-- begin MATERIAL TO PROCESS --

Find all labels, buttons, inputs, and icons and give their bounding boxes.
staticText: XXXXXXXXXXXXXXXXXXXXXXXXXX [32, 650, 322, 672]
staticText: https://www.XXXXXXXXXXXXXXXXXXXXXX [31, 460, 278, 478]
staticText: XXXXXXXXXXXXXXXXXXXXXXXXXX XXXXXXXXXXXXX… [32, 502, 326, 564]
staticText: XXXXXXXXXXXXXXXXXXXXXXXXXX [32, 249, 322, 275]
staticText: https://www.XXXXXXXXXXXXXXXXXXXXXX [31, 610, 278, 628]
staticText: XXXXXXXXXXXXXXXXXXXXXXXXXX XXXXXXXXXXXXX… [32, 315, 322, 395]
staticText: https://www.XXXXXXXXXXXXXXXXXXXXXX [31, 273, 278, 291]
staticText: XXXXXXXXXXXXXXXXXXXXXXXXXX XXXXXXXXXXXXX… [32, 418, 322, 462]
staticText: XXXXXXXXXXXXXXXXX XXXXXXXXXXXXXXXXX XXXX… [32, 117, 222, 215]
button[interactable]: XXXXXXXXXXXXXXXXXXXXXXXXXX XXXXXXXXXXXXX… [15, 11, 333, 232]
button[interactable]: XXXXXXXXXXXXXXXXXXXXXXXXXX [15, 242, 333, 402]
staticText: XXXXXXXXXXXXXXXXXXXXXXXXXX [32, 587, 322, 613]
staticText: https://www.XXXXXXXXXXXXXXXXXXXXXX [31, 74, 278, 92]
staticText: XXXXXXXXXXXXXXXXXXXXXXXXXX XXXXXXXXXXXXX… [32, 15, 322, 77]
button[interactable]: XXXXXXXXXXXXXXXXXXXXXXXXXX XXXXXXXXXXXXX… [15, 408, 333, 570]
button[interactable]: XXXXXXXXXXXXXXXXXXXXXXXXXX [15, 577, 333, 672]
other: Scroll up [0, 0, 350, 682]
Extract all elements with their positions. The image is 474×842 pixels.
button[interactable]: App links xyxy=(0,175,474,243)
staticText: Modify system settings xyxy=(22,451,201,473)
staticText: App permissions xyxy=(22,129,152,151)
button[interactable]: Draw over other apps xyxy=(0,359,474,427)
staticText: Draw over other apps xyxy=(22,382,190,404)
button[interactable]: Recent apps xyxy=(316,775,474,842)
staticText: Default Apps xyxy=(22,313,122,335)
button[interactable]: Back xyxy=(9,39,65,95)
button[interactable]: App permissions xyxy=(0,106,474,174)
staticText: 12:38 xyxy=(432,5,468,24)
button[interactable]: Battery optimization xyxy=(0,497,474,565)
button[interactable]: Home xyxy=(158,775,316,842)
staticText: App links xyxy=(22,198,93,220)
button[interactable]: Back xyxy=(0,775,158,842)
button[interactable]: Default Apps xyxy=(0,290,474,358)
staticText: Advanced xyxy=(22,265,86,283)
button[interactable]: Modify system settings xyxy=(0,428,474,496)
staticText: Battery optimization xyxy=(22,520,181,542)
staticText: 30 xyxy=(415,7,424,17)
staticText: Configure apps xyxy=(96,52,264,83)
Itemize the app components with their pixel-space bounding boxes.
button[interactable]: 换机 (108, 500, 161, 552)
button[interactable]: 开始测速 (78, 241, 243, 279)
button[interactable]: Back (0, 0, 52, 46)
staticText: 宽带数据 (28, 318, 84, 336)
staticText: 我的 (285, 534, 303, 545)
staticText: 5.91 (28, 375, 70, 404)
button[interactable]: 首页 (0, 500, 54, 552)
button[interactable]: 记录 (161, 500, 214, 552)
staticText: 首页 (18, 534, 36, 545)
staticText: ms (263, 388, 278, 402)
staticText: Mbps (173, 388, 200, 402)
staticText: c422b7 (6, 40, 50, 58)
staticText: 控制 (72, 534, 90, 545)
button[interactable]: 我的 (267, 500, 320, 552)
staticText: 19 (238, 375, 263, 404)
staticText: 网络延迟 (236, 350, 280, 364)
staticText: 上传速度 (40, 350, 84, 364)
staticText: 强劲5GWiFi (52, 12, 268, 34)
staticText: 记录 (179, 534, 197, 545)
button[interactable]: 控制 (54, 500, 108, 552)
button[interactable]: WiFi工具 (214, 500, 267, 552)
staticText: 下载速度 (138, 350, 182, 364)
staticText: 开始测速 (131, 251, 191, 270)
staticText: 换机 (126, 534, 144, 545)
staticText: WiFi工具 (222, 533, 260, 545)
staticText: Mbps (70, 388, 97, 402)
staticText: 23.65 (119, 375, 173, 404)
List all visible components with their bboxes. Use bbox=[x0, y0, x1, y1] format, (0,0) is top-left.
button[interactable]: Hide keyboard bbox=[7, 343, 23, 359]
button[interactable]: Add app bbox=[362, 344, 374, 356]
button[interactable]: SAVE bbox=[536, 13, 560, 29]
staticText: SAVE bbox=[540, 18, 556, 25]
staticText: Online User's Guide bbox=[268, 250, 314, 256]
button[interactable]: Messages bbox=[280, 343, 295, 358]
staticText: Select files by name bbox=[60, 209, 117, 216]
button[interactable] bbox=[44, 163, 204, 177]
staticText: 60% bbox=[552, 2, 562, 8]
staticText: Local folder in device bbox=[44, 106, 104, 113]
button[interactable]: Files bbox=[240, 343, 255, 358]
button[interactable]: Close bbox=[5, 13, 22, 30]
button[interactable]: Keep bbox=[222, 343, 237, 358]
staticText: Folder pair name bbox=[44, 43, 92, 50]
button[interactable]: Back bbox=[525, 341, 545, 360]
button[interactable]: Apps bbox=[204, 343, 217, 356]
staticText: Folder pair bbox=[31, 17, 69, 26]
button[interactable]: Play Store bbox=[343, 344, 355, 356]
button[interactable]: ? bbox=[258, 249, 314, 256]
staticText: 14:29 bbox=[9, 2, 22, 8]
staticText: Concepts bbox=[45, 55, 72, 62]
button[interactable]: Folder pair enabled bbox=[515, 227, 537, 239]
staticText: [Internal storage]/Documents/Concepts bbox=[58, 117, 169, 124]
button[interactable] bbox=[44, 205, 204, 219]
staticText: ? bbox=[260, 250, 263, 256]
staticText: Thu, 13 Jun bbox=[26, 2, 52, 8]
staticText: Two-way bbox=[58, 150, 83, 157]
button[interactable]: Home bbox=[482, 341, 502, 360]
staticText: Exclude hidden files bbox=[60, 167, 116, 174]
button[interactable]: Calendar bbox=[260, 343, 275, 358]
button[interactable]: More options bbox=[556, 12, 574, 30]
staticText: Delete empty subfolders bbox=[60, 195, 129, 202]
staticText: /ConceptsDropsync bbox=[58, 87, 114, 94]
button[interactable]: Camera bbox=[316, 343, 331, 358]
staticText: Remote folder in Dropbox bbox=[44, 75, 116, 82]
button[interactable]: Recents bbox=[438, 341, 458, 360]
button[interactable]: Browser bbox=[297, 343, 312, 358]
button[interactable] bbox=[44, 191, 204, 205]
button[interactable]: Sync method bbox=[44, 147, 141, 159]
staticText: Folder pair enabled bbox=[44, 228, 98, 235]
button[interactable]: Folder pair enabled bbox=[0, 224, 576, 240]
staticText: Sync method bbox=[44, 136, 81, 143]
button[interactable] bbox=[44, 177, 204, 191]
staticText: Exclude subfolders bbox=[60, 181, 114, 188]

-- end MATERIAL TO PROCESS --

# OBJECTIVE
Retype every line of the data above with nothing changed.

# IN RESPONSE
Find all labels, buttons, inputs, and icons and give their bounding boxes.
staticText: XXXXXXXXXXXXXXXXXXXXXXXXXX [32, 650, 322, 672]
staticText: https://www.XXXXXXXXXXXXXXXXXXXXXX [31, 460, 278, 478]
staticText: XXXXXXXXXXXXXXXXXXXXXXXXXX XXXXXXXXXXXXX… [32, 502, 326, 564]
staticText: XXXXXXXXXXXXXXXXXXXXXXXXXX [32, 249, 322, 275]
staticText: https://www.XXXXXXXXXXXXXXXXXXXXXX [31, 610, 278, 628]
staticText: XXXXXXXXXXXXXXXXXXXXXXXXXX XXXXXXXXXXXXX… [32, 315, 322, 395]
staticText: https://www.XXXXXXXXXXXXXXXXXXXXXX [31, 273, 278, 291]
staticText: XXXXXXXXXXXXXXXXXXXXXXXXXX XXXXXXXXXXXXX… [32, 418, 322, 462]
staticText: XXXXXXXXXXXXXXXXX XXXXXXXXXXXXXXXXX XXXX… [32, 117, 222, 215]
button[interactable]: XXXXXXXXXXXXXXXXXXXXXXXXXX XXXXXXXXXXXXX… [15, 11, 333, 232]
button[interactable]: XXXXXXXXXXXXXXXXXXXXXXXXXX [15, 242, 333, 402]
staticText: XXXXXXXXXXXXXXXXXXXXXXXXXX [32, 587, 322, 613]
staticText: https://www.XXXXXXXXXXXXXXXXXXXXXX [31, 74, 278, 92]
staticText: XXXXXXXXXXXXXXXXXXXXXXXXXX XXXXXXXXXXXXX… [32, 15, 322, 77]
button[interactable]: XXXXXXXXXXXXXXXXXXXXXXXXXX XXXXXXXXXXXXX… [15, 408, 333, 570]
button[interactable]: XXXXXXXXXXXXXXXXXXXXXXXXXX [15, 577, 333, 672]
other: Scroll up [0, 0, 350, 682]
Extract all elements with their positions. The image is 474×842 pixels.
button[interactable]: App links xyxy=(0,175,474,243)
staticText: Modify system settings xyxy=(22,451,201,473)
staticText: App permissions xyxy=(22,129,152,151)
button[interactable]: Draw over other apps xyxy=(0,359,474,427)
staticText: Draw over other apps xyxy=(22,382,190,404)
button[interactable]: Recent apps xyxy=(316,775,474,842)
staticText: Default Apps xyxy=(22,313,122,335)
button[interactable]: Back xyxy=(9,39,65,95)
button[interactable]: App permissions xyxy=(0,106,474,174)
staticText: 12:38 xyxy=(432,5,468,24)
button[interactable]: Battery optimization xyxy=(0,497,474,565)
button[interactable]: Home xyxy=(158,775,316,842)
staticText: App links xyxy=(22,198,93,220)
button[interactable]: Back xyxy=(0,775,158,842)
button[interactable]: Default Apps xyxy=(0,290,474,358)
staticText: Advanced xyxy=(22,265,86,283)
button[interactable]: Modify system settings xyxy=(0,428,474,496)
staticText: Battery optimization xyxy=(22,520,181,542)
staticText: 30 xyxy=(415,7,424,17)
staticText: Configure apps xyxy=(96,52,264,83)
Itemize the app components with their pixel-space bounding boxes.
button[interactable]: 换机 (108, 500, 161, 552)
button[interactable]: 开始测速 (78, 241, 243, 279)
button[interactable]: Back (0, 0, 52, 46)
staticText: 宽带数据 (28, 318, 84, 336)
staticText: 我的 (285, 534, 303, 545)
staticText: 5.91 (28, 375, 70, 404)
button[interactable]: 首页 (0, 500, 54, 552)
button[interactable]: 记录 (161, 500, 214, 552)
staticText: 首页 (18, 534, 36, 545)
staticText: ms (263, 388, 278, 402)
staticText: Mbps (173, 388, 200, 402)
staticText: c422b7 (6, 40, 50, 58)
staticText: 控制 (72, 534, 90, 545)
button[interactable]: 我的 (267, 500, 320, 552)
staticText: 19 (238, 375, 263, 404)
staticText: 网络延迟 (236, 350, 280, 364)
staticText: 上传速度 (40, 350, 84, 364)
staticText: 强劲5GWiFi (52, 12, 268, 34)
staticText: 记录 (179, 534, 197, 545)
button[interactable]: 控制 (54, 500, 108, 552)
button[interactable]: WiFi工具 (214, 500, 267, 552)
staticText: 下载速度 (138, 350, 182, 364)
staticText: 开始测速 (131, 251, 191, 270)
staticText: 换机 (126, 534, 144, 545)
staticText: WiFi工具 (222, 533, 260, 545)
staticText: Mbps (70, 388, 97, 402)
staticText: 23.65 (119, 375, 173, 404)
List all visible components with their bboxes. Use bbox=[x0, y0, x1, y1] format, (0,0) is top-left.
button[interactable]: Hide keyboard bbox=[7, 343, 23, 359]
button[interactable]: Add app bbox=[362, 344, 374, 356]
button[interactable]: SAVE bbox=[536, 13, 560, 29]
staticText: SAVE bbox=[540, 18, 556, 25]
staticText: Online User's Guide bbox=[268, 250, 314, 256]
button[interactable]: Messages bbox=[280, 343, 295, 358]
staticText: Select files by name bbox=[60, 209, 117, 216]
button[interactable] bbox=[44, 163, 204, 177]
staticText: 60% bbox=[552, 2, 562, 8]
staticText: Local folder in device bbox=[44, 106, 104, 113]
button[interactable]: Files bbox=[240, 343, 255, 358]
button[interactable]: Close bbox=[5, 13, 22, 30]
button[interactable]: Keep bbox=[222, 343, 237, 358]
staticText: Folder pair name bbox=[44, 43, 92, 50]
button[interactable]: Back bbox=[525, 341, 545, 360]
button[interactable]: Apps bbox=[204, 343, 217, 356]
staticText: Folder pair bbox=[31, 17, 69, 26]
button[interactable]: Play Store bbox=[343, 344, 355, 356]
button[interactable]: ? bbox=[258, 249, 314, 256]
staticText: 14:29 bbox=[9, 2, 22, 8]
staticText: Concepts bbox=[45, 55, 72, 62]
button[interactable]: Folder pair enabled bbox=[515, 227, 537, 239]
staticText: [Internal storage]/Documents/Concepts bbox=[58, 117, 169, 124]
button[interactable] bbox=[44, 205, 204, 219]
staticText: ? bbox=[260, 250, 263, 256]
staticText: Thu, 13 Jun bbox=[26, 2, 52, 8]
staticText: Two-way bbox=[58, 150, 83, 157]
button[interactable]: Home bbox=[482, 341, 502, 360]
staticText: Exclude hidden files bbox=[60, 167, 116, 174]
button[interactable]: Calendar bbox=[260, 343, 275, 358]
button[interactable]: More options bbox=[556, 12, 574, 30]
staticText: Delete empty subfolders bbox=[60, 195, 129, 202]
staticText: /ConceptsDropsync bbox=[58, 87, 114, 94]
button[interactable]: Camera bbox=[316, 343, 331, 358]
staticText: Remote folder in Dropbox bbox=[44, 75, 116, 82]
button[interactable]: Recents bbox=[438, 341, 458, 360]
button[interactable]: Browser bbox=[297, 343, 312, 358]
button[interactable] bbox=[44, 191, 204, 205]
button[interactable]: Sync method bbox=[44, 147, 141, 159]
staticText: Folder pair enabled bbox=[44, 228, 98, 235]
button[interactable]: Folder pair enabled bbox=[0, 224, 576, 240]
staticText: Sync method bbox=[44, 136, 81, 143]
button[interactable] bbox=[44, 177, 204, 191]
staticText: Exclude subfolders bbox=[60, 181, 114, 188]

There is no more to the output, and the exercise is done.